SET PROBLEM
Transcribe the lines below verbatim, skipping the images.

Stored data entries
########################################

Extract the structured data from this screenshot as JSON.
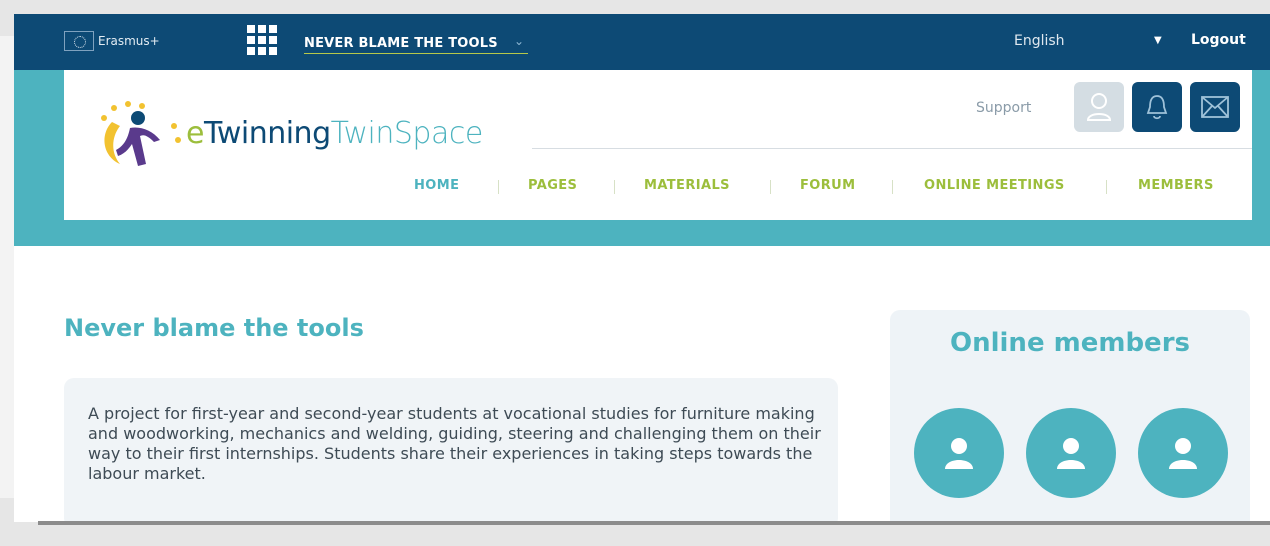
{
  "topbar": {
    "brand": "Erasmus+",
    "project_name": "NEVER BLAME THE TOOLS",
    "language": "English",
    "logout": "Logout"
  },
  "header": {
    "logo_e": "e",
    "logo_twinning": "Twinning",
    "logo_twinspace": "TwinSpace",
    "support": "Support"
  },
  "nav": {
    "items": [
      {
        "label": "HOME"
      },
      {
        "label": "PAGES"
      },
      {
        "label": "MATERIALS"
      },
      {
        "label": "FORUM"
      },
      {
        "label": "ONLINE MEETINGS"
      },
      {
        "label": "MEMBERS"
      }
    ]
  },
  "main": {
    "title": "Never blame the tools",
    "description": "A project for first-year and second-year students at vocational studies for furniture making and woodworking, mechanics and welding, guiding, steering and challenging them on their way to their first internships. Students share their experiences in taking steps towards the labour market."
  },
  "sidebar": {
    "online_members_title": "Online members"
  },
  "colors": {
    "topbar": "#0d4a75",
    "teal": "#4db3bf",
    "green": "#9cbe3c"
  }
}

########################################

SOLUTION TO THIS TASK
Extract the structured data from this screenshot as JSON.
{
  "topbar": {
    "brand": "Erasmus+",
    "project_name": "NEVER BLAME THE TOOLS",
    "language": "English",
    "logout": "Logout"
  },
  "header": {
    "logo_e": "e",
    "logo_twinning": "Twinning",
    "logo_twinspace": "TwinSpace",
    "support": "Support"
  },
  "nav": {
    "items": [
      {
        "label": "HOME"
      },
      {
        "label": "PAGES"
      },
      {
        "label": "MATERIALS"
      },
      {
        "label": "FORUM"
      },
      {
        "label": "ONLINE MEETINGS"
      },
      {
        "label": "MEMBERS"
      }
    ]
  },
  "main": {
    "title": "Never blame the tools",
    "description": "A project for first-year and second-year students at vocational studies for furniture making and woodworking, mechanics and welding, guiding, steering and challenging them on their way to their first internships. Students share their experiences in taking steps towards the labour market."
  },
  "sidebar": {
    "online_members_title": "Online members"
  },
  "colors": {
    "topbar": "#0d4a75",
    "teal": "#4db3bf",
    "green": "#9cbe3c"
  }
}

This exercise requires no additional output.